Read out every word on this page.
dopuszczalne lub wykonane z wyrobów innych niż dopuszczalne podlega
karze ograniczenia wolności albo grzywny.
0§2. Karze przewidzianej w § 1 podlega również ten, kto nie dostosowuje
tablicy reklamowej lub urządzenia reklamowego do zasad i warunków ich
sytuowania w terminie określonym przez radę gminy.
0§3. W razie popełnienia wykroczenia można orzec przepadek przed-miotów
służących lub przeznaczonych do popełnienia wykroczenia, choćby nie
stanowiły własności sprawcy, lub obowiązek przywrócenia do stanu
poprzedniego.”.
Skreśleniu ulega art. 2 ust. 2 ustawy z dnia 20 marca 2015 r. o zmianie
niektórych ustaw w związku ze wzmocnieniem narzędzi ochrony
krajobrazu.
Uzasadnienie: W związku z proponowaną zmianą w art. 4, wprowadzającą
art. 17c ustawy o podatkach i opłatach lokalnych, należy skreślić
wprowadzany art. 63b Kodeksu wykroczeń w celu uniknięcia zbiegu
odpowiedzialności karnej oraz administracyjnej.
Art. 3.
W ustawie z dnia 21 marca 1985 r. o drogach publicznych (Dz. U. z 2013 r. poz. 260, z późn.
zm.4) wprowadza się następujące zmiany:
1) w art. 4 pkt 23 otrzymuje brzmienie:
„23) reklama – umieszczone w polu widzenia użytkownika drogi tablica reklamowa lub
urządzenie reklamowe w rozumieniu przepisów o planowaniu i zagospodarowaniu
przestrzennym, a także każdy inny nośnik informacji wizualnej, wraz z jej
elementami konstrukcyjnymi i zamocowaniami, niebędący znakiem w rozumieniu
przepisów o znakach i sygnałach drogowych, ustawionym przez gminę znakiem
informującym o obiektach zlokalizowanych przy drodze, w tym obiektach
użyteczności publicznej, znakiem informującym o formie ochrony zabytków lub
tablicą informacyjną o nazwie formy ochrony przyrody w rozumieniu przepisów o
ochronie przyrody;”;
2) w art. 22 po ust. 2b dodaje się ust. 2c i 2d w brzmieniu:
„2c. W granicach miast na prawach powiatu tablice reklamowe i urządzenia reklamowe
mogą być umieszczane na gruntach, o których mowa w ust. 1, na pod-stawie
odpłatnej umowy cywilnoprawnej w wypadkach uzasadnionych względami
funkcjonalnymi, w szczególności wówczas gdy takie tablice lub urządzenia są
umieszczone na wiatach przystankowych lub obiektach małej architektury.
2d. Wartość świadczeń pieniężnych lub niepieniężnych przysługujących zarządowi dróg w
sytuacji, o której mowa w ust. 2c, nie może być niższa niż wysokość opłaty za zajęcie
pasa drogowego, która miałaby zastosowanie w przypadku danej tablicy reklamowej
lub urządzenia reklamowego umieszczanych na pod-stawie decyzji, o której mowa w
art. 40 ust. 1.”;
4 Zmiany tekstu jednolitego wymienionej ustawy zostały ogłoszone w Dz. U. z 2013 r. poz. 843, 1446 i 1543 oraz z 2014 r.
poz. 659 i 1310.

++++

#### [WHAT YOU HAVE TO DO]
Copy every line that contains the string "ochrony".

#### [PROBLEM SOLUTION]
niektórych ustaw w związku ze wzmocnieniem narzędzi ochrony
użyteczności publicznej, znakiem informującym o formie ochrony zabytków lub
tablicą informacyjną o nazwie formy ochrony przyrody w rozumieniu przepisów o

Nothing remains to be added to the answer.